**The request**
Reproduce every record below exactly as written, leaving out any pictures.

(Dataset items)
========================================

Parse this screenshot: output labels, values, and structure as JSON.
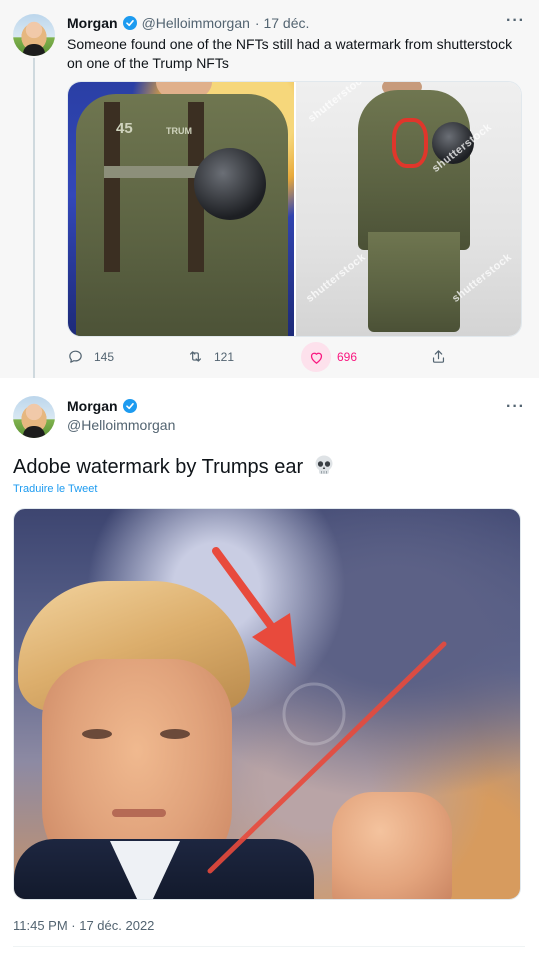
{
  "parent_tweet": {
    "author_name": "Morgan",
    "handle": "@Helloimmorgan",
    "date": "· 17 déc.",
    "more": "···",
    "text": "Someone found one of the NFTs still had a watermark from shutterstock on one of the Trump NFTs",
    "image_left_text": "TRUM",
    "image_left_patch": "45",
    "watermark": "shutterstock",
    "actions": {
      "reply_count": "145",
      "retweet_count": "121",
      "like_count": "696"
    }
  },
  "main_tweet": {
    "author_name": "Morgan",
    "handle": "@Helloimmorgan",
    "more": "···",
    "text": "Adobe watermark by Trumps ear",
    "translate": "Traduire le Tweet",
    "timestamp": "11:45 PM · 17 déc. 2022"
  },
  "colors": {
    "accent": "#1d9bf0",
    "like": "#f91880",
    "annotation_red": "#e84a3c",
    "muted_text": "#536471"
  },
  "icons": [
    "verified-badge-icon",
    "more-icon",
    "reply-icon",
    "retweet-icon",
    "heart-icon",
    "share-icon",
    "skull-emoji-icon"
  ]
}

========================================

**Response to this exercise**
Parse this screenshot: output labels, values, and structure as JSON.
{
  "parent_tweet": {
    "author_name": "Morgan",
    "handle": "@Helloimmorgan",
    "date": "· 17 déc.",
    "more": "···",
    "text": "Someone found one of the NFTs still had a watermark from shutterstock on one of the Trump NFTs",
    "image_left_text": "TRUM",
    "image_left_patch": "45",
    "watermark": "shutterstock",
    "actions": {
      "reply_count": "145",
      "retweet_count": "121",
      "like_count": "696"
    }
  },
  "main_tweet": {
    "author_name": "Morgan",
    "handle": "@Helloimmorgan",
    "more": "···",
    "text": "Adobe watermark by Trumps ear",
    "translate": "Traduire le Tweet",
    "timestamp": "11:45 PM · 17 déc. 2022"
  },
  "colors": {
    "accent": "#1d9bf0",
    "like": "#f91880",
    "annotation_red": "#e84a3c",
    "muted_text": "#536471"
  },
  "icons": [
    "verified-badge-icon",
    "more-icon",
    "reply-icon",
    "retweet-icon",
    "heart-icon",
    "share-icon",
    "skull-emoji-icon"
  ]
}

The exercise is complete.